● **RECORDS FOR THE EXERCISE**
____________
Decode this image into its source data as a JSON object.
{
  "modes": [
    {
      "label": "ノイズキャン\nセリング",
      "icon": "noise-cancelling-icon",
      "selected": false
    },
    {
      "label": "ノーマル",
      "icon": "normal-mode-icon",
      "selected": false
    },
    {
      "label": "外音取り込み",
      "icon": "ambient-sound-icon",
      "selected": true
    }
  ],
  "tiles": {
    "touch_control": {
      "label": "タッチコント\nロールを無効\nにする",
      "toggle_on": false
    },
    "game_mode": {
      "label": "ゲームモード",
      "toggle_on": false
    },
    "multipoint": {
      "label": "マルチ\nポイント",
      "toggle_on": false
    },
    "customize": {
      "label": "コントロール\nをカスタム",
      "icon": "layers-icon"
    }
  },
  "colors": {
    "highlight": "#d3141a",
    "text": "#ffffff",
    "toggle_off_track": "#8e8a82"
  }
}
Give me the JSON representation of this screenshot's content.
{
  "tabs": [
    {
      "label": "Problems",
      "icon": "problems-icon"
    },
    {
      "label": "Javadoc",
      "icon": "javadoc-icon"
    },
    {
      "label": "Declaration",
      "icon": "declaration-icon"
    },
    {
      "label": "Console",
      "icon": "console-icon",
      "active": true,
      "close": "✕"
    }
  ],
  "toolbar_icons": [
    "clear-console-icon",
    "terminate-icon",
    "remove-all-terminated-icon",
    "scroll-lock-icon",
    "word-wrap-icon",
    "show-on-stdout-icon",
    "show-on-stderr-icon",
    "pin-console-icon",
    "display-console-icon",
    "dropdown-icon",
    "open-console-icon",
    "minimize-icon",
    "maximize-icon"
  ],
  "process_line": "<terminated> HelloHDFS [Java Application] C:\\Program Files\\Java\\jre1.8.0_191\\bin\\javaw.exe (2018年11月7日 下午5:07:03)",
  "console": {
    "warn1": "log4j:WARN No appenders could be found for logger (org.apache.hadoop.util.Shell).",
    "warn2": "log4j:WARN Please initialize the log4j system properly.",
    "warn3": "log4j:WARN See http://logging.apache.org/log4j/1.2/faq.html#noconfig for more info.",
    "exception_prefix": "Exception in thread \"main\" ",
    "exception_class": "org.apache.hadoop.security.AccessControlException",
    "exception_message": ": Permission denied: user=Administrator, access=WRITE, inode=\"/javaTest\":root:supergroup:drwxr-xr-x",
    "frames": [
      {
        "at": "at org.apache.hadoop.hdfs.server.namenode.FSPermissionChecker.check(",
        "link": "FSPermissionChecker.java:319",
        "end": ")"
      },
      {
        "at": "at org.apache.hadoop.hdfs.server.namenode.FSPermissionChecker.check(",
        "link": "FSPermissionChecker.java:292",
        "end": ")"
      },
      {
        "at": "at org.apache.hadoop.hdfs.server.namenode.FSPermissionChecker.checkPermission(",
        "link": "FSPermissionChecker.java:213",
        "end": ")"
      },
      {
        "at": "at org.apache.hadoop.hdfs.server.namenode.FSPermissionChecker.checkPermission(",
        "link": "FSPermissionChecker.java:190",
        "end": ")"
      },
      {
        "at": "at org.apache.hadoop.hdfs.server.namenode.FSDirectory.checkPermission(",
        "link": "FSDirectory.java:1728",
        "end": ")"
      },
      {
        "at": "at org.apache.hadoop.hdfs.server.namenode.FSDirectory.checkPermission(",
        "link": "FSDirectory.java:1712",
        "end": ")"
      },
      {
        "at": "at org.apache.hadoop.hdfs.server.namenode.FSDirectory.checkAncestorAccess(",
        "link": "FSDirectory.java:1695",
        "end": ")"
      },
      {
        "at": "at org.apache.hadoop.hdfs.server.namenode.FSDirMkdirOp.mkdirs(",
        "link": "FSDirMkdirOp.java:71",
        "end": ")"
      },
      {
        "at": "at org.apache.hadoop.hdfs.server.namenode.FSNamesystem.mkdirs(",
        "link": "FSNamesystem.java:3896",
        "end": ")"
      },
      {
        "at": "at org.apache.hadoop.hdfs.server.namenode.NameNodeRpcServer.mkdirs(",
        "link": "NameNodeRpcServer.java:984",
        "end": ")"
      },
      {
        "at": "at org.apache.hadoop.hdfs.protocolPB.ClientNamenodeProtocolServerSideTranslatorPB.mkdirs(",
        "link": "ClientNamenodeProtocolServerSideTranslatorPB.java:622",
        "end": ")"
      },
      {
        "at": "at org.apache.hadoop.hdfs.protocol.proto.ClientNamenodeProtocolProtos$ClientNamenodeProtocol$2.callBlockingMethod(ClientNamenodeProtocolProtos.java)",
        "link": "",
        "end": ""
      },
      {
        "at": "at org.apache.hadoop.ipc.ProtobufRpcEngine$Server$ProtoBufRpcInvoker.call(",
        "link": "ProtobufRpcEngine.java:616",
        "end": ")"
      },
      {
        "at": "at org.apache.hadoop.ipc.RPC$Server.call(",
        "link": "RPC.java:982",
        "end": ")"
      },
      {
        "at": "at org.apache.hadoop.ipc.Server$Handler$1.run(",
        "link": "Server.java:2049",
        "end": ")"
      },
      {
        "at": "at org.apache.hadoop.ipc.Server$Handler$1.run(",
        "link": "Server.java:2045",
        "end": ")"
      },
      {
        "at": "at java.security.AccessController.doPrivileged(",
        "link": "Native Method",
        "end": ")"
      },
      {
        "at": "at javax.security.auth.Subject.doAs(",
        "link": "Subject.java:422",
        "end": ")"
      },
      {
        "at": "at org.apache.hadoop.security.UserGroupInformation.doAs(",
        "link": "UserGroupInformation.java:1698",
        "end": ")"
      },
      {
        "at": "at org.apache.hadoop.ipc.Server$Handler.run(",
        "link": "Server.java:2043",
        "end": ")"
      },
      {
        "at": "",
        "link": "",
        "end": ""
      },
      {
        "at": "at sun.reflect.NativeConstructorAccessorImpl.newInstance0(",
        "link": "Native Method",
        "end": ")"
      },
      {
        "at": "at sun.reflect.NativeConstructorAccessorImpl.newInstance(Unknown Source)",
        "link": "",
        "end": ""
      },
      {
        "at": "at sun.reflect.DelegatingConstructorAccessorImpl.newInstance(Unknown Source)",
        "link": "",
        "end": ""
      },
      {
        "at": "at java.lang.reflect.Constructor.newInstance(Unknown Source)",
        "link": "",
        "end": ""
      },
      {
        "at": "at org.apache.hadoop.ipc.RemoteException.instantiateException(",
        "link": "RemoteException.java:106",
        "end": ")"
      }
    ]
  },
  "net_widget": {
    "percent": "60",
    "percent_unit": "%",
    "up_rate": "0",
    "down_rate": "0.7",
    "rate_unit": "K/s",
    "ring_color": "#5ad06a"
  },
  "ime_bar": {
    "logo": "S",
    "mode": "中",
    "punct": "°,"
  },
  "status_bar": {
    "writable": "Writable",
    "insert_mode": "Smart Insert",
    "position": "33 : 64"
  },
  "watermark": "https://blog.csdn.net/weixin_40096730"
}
____________
● **THE EXERCISE**
Pick out each line that holds the string "doAs".

● **RESPONSE TO THIS TASK**
        "at": "at javax.security.auth.Subject.doAs(",
        "at": "at org.apache.hadoop.security.UserGroupInformation.doAs(",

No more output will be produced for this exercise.